Start

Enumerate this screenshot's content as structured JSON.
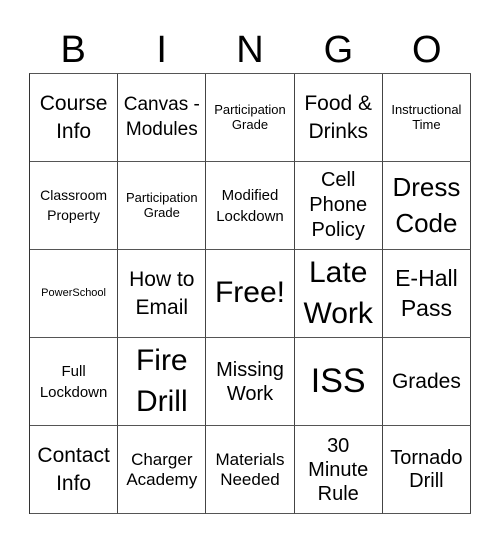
{
  "header": {
    "letters": [
      "B",
      "I",
      "N",
      "G",
      "O"
    ]
  },
  "grid": {
    "rows": [
      [
        {
          "text": "Course Info",
          "size": "lg"
        },
        {
          "text": "Canvas - Modules",
          "size": "md-tall"
        },
        {
          "text": "Participation Grade",
          "size": "xs"
        },
        {
          "text": "Food & Drinks",
          "size": "lg"
        },
        {
          "text": "Instructional Time",
          "size": "xs"
        }
      ],
      [
        {
          "text": "Classroom Property",
          "size": "sm"
        },
        {
          "text": "Participation Grade",
          "size": "xs"
        },
        {
          "text": "Modified Lockdown",
          "size": "sm"
        },
        {
          "text": "Cell Phone Policy",
          "size": "md"
        },
        {
          "text": "Dress Code",
          "size": "xl"
        }
      ],
      [
        {
          "text": "PowerSchool",
          "size": "xs"
        },
        {
          "text": "How to Email",
          "size": "lg"
        },
        {
          "text": "Free!",
          "size": "xxl"
        },
        {
          "text": "Late Work",
          "size": "xxl"
        },
        {
          "text": "E-Hall Pass",
          "size": "lg"
        }
      ],
      [
        {
          "text": "Full Lockdown",
          "size": "sm"
        },
        {
          "text": "Fire Drill",
          "size": "xxl"
        },
        {
          "text": "Missing Work",
          "size": "md"
        },
        {
          "text": "ISS",
          "size": "xxl"
        },
        {
          "text": "Grades",
          "size": "lg"
        }
      ],
      [
        {
          "text": "Contact Info",
          "size": "lg"
        },
        {
          "text": "Charger Academy",
          "size": "md"
        },
        {
          "text": "Materials Needed",
          "size": "md"
        },
        {
          "text": "30 Minute Rule",
          "size": "md"
        },
        {
          "text": "Tornado Drill",
          "size": "md"
        }
      ]
    ]
  }
}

End

#### [What you should do]
Copy each line above precisely, dropping the pictures.

#### [Output]
Enumerate this screenshot's content as structured JSON.
{
  "header": {
    "letters": [
      "B",
      "I",
      "N",
      "G",
      "O"
    ]
  },
  "grid": {
    "rows": [
      [
        {
          "text": "Course Info",
          "size": "lg"
        },
        {
          "text": "Canvas - Modules",
          "size": "md-tall"
        },
        {
          "text": "Participation Grade",
          "size": "xs"
        },
        {
          "text": "Food & Drinks",
          "size": "lg"
        },
        {
          "text": "Instructional Time",
          "size": "xs"
        }
      ],
      [
        {
          "text": "Classroom Property",
          "size": "sm"
        },
        {
          "text": "Participation Grade",
          "size": "xs"
        },
        {
          "text": "Modified Lockdown",
          "size": "sm"
        },
        {
          "text": "Cell Phone Policy",
          "size": "md"
        },
        {
          "text": "Dress Code",
          "size": "xl"
        }
      ],
      [
        {
          "text": "PowerSchool",
          "size": "xs"
        },
        {
          "text": "How to Email",
          "size": "lg"
        },
        {
          "text": "Free!",
          "size": "xxl"
        },
        {
          "text": "Late Work",
          "size": "xxl"
        },
        {
          "text": "E-Hall Pass",
          "size": "lg"
        }
      ],
      [
        {
          "text": "Full Lockdown",
          "size": "sm"
        },
        {
          "text": "Fire Drill",
          "size": "xxl"
        },
        {
          "text": "Missing Work",
          "size": "md"
        },
        {
          "text": "ISS",
          "size": "xxl"
        },
        {
          "text": "Grades",
          "size": "lg"
        }
      ],
      [
        {
          "text": "Contact Info",
          "size": "lg"
        },
        {
          "text": "Charger Academy",
          "size": "md"
        },
        {
          "text": "Materials Needed",
          "size": "md"
        },
        {
          "text": "30 Minute Rule",
          "size": "md"
        },
        {
          "text": "Tornado Drill",
          "size": "md"
        }
      ]
    ]
  }
}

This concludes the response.